Copy out all the entries exactly.

─── Dataset content ───

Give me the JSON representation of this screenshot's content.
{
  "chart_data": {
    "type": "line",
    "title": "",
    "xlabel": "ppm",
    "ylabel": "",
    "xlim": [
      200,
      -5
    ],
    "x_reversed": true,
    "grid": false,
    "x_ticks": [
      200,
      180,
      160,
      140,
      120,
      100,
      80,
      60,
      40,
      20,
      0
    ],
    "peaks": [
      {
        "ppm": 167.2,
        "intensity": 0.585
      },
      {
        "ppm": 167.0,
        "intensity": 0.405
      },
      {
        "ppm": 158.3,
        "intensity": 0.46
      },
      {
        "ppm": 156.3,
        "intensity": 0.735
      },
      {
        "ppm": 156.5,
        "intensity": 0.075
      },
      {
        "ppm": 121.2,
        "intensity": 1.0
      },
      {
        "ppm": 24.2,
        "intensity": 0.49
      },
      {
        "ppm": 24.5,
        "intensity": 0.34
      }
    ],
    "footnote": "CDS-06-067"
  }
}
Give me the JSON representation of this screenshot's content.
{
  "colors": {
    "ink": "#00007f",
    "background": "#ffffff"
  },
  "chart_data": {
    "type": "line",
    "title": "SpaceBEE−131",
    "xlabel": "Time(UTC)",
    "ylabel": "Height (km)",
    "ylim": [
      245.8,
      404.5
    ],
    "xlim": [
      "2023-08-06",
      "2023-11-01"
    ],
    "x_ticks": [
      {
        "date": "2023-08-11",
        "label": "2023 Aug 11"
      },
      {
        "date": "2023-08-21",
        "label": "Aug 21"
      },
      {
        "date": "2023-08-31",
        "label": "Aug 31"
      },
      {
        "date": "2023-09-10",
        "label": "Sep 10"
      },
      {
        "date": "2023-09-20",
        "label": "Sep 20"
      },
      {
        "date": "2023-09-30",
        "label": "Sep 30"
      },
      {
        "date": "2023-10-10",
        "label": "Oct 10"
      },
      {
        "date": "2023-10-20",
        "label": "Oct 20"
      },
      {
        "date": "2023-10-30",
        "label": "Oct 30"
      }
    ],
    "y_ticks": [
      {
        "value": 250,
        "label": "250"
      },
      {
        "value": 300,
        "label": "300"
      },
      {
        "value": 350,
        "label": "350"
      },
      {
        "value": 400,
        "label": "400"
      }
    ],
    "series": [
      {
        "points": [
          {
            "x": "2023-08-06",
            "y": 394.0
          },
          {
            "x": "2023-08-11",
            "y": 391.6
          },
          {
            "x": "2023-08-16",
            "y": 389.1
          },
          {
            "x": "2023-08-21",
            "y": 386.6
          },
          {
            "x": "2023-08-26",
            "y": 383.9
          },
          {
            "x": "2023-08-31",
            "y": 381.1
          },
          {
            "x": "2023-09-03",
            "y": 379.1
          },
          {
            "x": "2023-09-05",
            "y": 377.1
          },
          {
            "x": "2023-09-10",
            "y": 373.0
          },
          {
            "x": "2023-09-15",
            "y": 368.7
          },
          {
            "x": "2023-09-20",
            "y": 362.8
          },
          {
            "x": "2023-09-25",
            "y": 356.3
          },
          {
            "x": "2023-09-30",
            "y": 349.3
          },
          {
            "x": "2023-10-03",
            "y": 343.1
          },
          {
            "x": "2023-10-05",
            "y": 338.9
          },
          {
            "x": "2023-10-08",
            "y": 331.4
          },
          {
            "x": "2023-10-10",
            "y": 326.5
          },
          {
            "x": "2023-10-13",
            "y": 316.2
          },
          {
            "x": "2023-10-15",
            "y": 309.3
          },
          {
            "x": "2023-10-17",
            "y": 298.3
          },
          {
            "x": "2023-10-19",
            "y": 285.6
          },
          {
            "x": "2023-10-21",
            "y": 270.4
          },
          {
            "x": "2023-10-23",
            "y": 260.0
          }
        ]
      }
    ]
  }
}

───

Output for this task:
Give me the JSON representation of this screenshot's content.
{
  "chart_data": {
    "type": "line",
    "title": "",
    "xlabel": "ppm",
    "ylabel": "",
    "xlim": [
      200,
      -5
    ],
    "x_reversed": true,
    "grid": false,
    "x_ticks": [
      200,
      180,
      160,
      140,
      120,
      100,
      80,
      60,
      40,
      20,
      0
    ],
    "peaks": [
      {
        "ppm": 167.2,
        "intensity": 0.585
      },
      {
        "ppm": 167.0,
        "intensity": 0.405
      },
      {
        "ppm": 158.3,
        "intensity": 0.46
      },
      {
        "ppm": 156.3,
        "intensity": 0.735
      },
      {
        "ppm": 156.5,
        "intensity": 0.075
      },
      {
        "ppm": 121.2,
        "intensity": 1.0
      },
      {
        "ppm": 24.2,
        "intensity": 0.49
      },
      {
        "ppm": 24.5,
        "intensity": 0.34
      }
    ],
    "footnote": "CDS-06-067"
  }
}
Give me the JSON representation of this screenshot's content.
{
  "colors": {
    "ink": "#00007f",
    "background": "#ffffff"
  },
  "chart_data": {
    "type": "line",
    "title": "SpaceBEE−131",
    "xlabel": "Time(UTC)",
    "ylabel": "Height (km)",
    "ylim": [
      245.8,
      404.5
    ],
    "xlim": [
      "2023-08-06",
      "2023-11-01"
    ],
    "x_ticks": [
      {
        "date": "2023-08-11",
        "label": "2023 Aug 11"
      },
      {
        "date": "2023-08-21",
        "label": "Aug 21"
      },
      {
        "date": "2023-08-31",
        "label": "Aug 31"
      },
      {
        "date": "2023-09-10",
        "label": "Sep 10"
      },
      {
        "date": "2023-09-20",
        "label": "Sep 20"
      },
      {
        "date": "2023-09-30",
        "label": "Sep 30"
      },
      {
        "date": "2023-10-10",
        "label": "Oct 10"
      },
      {
        "date": "2023-10-20",
        "label": "Oct 20"
      },
      {
        "date": "2023-10-30",
        "label": "Oct 30"
      }
    ],
    "y_ticks": [
      {
        "value": 250,
        "label": "250"
      },
      {
        "value": 300,
        "label": "300"
      },
      {
        "value": 350,
        "label": "350"
      },
      {
        "value": 400,
        "label": "400"
      }
    ],
    "series": [
      {
        "points": [
          {
            "x": "2023-08-06",
            "y": 394.0
          },
          {
            "x": "2023-08-11",
            "y": 391.6
          },
          {
            "x": "2023-08-16",
            "y": 389.1
          },
          {
            "x": "2023-08-21",
            "y": 386.6
          },
          {
            "x": "2023-08-26",
            "y": 383.9
          },
          {
            "x": "2023-08-31",
            "y": 381.1
          },
          {
            "x": "2023-09-03",
            "y": 379.1
          },
          {
            "x": "2023-09-05",
            "y": 377.1
          },
          {
            "x": "2023-09-10",
            "y": 373.0
          },
          {
            "x": "2023-09-15",
            "y": 368.7
          },
          {
            "x": "2023-09-20",
            "y": 362.8
          },
          {
            "x": "2023-09-25",
            "y": 356.3
          },
          {
            "x": "2023-09-30",
            "y": 349.3
          },
          {
            "x": "2023-10-03",
            "y": 343.1
          },
          {
            "x": "2023-10-05",
            "y": 338.9
          },
          {
            "x": "2023-10-08",
            "y": 331.4
          },
          {
            "x": "2023-10-10",
            "y": 326.5
          },
          {
            "x": "2023-10-13",
            "y": 316.2
          },
          {
            "x": "2023-10-15",
            "y": 309.3
          },
          {
            "x": "2023-10-17",
            "y": 298.3
          },
          {
            "x": "2023-10-19",
            "y": 285.6
          },
          {
            "x": "2023-10-21",
            "y": 270.4
          },
          {
            "x": "2023-10-23",
            "y": 260.0
          }
        ]
      }
    ]
  }
}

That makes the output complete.